▸ Requirements:
Update the stretch of the records from the line containing "collapse-icon[interactable]: ⮜ [274,346,285,358]" through the line containing "disk-name: WDC WD2500YS-01SHB0", replacing "info-value" with "detail-value" and leaving everything else unchanged. Return only those lines.
__________________________________________________
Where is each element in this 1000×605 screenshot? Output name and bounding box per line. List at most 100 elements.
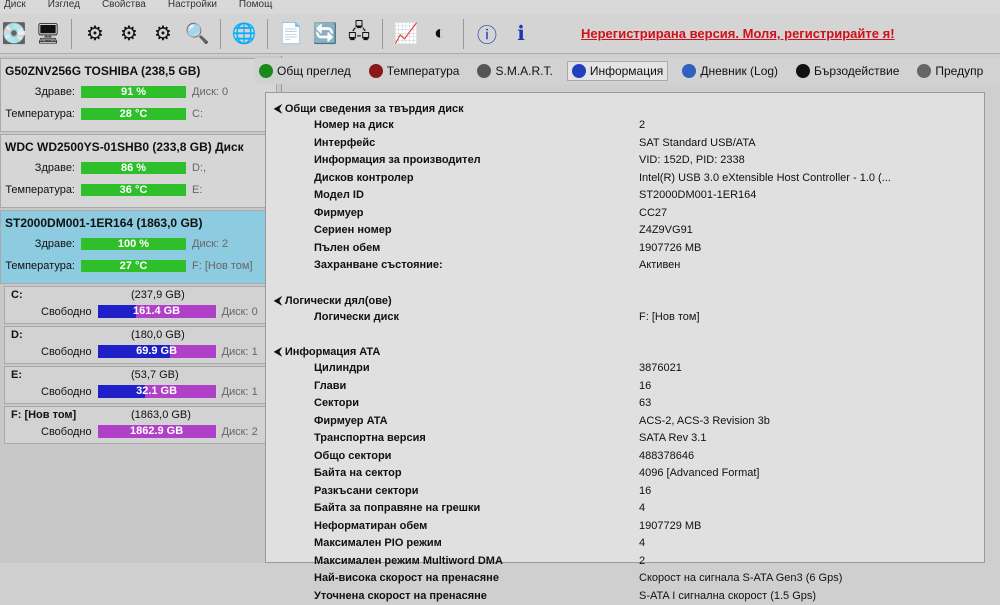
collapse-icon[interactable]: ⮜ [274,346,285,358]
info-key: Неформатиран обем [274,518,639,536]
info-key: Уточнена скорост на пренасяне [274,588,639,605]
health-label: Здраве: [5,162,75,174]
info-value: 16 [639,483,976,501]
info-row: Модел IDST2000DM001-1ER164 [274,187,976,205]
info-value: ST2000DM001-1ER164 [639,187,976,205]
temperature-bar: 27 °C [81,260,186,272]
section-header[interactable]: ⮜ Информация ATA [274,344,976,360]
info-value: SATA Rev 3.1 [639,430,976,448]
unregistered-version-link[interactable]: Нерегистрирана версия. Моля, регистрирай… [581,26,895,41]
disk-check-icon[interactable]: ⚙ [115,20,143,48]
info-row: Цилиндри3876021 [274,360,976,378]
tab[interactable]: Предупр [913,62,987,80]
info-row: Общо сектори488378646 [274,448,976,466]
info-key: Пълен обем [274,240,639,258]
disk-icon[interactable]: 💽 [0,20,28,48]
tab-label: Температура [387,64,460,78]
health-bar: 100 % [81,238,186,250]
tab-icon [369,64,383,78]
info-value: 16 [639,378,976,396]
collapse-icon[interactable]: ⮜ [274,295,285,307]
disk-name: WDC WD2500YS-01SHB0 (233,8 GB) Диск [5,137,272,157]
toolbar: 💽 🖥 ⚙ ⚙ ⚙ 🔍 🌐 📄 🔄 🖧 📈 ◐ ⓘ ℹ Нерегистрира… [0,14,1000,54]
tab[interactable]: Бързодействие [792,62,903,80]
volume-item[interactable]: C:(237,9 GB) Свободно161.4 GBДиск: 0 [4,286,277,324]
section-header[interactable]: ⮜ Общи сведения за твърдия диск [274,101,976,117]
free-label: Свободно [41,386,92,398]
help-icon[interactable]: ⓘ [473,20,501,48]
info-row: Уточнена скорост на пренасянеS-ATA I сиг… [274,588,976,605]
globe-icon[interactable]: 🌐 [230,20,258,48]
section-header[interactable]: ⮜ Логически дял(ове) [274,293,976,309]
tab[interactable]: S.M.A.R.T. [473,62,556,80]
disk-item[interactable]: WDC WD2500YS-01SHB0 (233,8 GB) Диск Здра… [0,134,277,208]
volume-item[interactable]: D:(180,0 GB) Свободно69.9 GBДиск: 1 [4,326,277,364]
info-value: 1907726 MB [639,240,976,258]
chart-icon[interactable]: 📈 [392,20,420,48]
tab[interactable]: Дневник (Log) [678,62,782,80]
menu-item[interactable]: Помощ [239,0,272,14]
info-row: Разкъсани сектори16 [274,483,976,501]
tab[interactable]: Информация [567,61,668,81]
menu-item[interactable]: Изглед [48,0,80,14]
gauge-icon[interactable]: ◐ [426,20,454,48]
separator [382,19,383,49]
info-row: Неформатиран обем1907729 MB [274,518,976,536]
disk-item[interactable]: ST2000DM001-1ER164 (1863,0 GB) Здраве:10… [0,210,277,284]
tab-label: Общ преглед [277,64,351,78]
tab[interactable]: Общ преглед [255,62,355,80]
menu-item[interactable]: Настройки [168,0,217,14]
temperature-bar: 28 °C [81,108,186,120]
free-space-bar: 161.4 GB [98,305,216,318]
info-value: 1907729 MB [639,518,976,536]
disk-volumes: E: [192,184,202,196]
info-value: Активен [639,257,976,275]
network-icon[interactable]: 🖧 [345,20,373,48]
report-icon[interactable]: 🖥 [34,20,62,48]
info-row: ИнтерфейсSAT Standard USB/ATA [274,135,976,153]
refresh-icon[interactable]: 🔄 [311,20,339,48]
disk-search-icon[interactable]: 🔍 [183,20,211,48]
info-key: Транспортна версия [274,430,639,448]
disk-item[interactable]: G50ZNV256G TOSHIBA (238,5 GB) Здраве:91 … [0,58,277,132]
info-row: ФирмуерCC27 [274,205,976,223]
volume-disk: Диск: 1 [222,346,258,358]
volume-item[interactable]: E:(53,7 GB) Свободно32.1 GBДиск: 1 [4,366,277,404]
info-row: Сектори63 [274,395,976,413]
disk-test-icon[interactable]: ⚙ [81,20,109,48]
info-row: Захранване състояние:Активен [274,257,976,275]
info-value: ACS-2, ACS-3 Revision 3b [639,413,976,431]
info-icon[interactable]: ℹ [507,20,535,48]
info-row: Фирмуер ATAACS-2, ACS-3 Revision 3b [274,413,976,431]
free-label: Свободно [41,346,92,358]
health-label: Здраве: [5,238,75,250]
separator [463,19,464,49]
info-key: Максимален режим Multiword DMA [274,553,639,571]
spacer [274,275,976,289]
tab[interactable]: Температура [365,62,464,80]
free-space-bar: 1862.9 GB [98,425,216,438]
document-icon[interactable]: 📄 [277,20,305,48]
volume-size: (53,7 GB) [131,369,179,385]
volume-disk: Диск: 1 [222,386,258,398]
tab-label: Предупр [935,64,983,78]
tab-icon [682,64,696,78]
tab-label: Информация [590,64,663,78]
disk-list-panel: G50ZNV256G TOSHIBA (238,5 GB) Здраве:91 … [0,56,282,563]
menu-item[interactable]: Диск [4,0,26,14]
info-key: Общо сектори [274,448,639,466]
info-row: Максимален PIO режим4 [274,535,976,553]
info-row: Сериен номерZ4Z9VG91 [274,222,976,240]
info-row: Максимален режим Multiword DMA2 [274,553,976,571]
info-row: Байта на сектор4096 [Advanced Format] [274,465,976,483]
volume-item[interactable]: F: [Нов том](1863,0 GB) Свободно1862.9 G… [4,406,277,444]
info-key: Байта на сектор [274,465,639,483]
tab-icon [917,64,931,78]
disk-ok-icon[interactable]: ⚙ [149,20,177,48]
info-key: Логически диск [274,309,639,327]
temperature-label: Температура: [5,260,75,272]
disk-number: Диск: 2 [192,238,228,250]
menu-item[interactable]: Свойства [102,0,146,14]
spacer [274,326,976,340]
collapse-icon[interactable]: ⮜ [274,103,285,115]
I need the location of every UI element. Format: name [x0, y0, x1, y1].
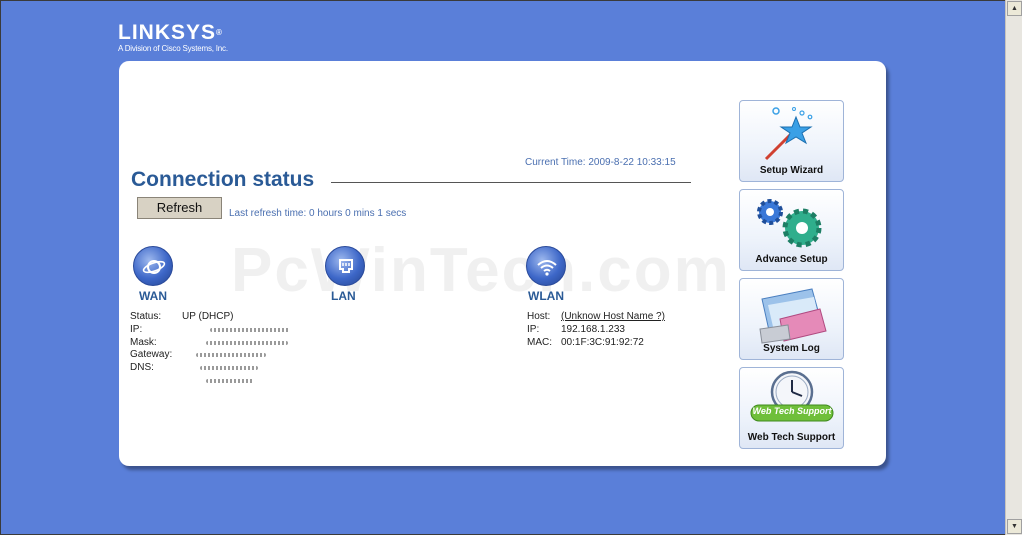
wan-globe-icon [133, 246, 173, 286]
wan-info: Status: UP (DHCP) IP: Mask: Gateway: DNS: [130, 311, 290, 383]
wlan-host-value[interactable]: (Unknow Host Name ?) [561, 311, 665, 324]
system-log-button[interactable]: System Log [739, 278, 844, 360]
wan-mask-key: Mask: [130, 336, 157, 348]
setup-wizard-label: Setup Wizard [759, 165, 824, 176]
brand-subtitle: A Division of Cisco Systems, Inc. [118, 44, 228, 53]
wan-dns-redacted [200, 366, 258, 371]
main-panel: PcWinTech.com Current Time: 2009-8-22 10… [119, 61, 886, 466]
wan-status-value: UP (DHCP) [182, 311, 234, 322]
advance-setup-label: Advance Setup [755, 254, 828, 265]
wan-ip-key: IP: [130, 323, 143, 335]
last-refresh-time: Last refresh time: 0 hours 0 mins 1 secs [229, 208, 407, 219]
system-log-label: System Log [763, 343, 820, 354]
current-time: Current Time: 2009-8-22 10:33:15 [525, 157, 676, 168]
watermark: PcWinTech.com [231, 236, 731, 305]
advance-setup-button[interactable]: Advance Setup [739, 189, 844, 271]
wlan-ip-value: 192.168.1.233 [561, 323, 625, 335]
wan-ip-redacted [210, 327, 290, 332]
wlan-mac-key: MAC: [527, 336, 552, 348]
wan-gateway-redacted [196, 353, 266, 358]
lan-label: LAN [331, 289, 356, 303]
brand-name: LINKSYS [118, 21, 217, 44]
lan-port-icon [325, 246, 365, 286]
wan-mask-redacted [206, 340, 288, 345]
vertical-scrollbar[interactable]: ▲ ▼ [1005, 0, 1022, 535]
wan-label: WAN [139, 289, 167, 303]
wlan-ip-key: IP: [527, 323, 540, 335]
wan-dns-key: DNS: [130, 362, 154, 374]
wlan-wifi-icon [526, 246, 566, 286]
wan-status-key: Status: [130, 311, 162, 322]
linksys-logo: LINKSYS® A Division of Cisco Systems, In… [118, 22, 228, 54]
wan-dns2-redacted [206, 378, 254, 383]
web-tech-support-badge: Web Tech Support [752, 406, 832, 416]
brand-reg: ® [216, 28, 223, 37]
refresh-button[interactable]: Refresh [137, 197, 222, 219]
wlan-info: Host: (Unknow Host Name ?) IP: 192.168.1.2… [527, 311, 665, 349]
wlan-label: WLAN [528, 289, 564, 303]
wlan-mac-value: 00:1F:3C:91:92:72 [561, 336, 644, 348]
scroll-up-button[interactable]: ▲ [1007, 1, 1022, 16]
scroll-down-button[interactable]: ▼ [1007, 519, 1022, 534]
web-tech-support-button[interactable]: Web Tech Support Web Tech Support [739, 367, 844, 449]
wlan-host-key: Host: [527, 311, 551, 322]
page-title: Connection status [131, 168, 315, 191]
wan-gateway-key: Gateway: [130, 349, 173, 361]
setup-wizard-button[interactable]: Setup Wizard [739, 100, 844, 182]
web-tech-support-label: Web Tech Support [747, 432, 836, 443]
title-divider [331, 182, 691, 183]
__________________________________________________
▸ Correct response:
collapse-icon[interactable]: ⮜ [274,346,285,358]
info-key: Неформатиран обем [274,518,639,536]
info-key: Уточнена скорост на пренасяне [274,588,639,605]
health-label: Здраве: [5,162,75,174]
detail-value: 16 [639,483,976,501]
info-row: Модел IDST2000DM001-1ER164 [274,187,976,205]
detail-value: ST2000DM001-1ER164 [639,187,976,205]
temperature-bar: 27 °C [81,260,186,272]
section-header[interactable]: ⮜ Информация ATA [274,344,976,360]
detail-value: SATA Rev 3.1 [639,430,976,448]
unregistered-version-link[interactable]: Нерегистрирана версия. Моля, регистрирай… [581,26,895,41]
disk-check-icon[interactable]: ⚙ [115,20,143,48]
info-row: Цилиндри3876021 [274,360,976,378]
tab[interactable]: Предупр [913,62,987,80]
info-row: Общо сектори488378646 [274,448,976,466]
info-key: Пълен обем [274,240,639,258]
disk-icon[interactable]: 💽 [0,20,28,48]
tab-label: Температура [387,64,460,78]
health-bar: 100 % [81,238,186,250]
tab-icon [369,64,383,78]
detail-value: 16 [639,378,976,396]
collapse-icon[interactable]: ⮜ [274,295,285,307]
disk-name: WDC WD2500YS-01SHB0 (233,8 GB) Диск [5,137,272,157]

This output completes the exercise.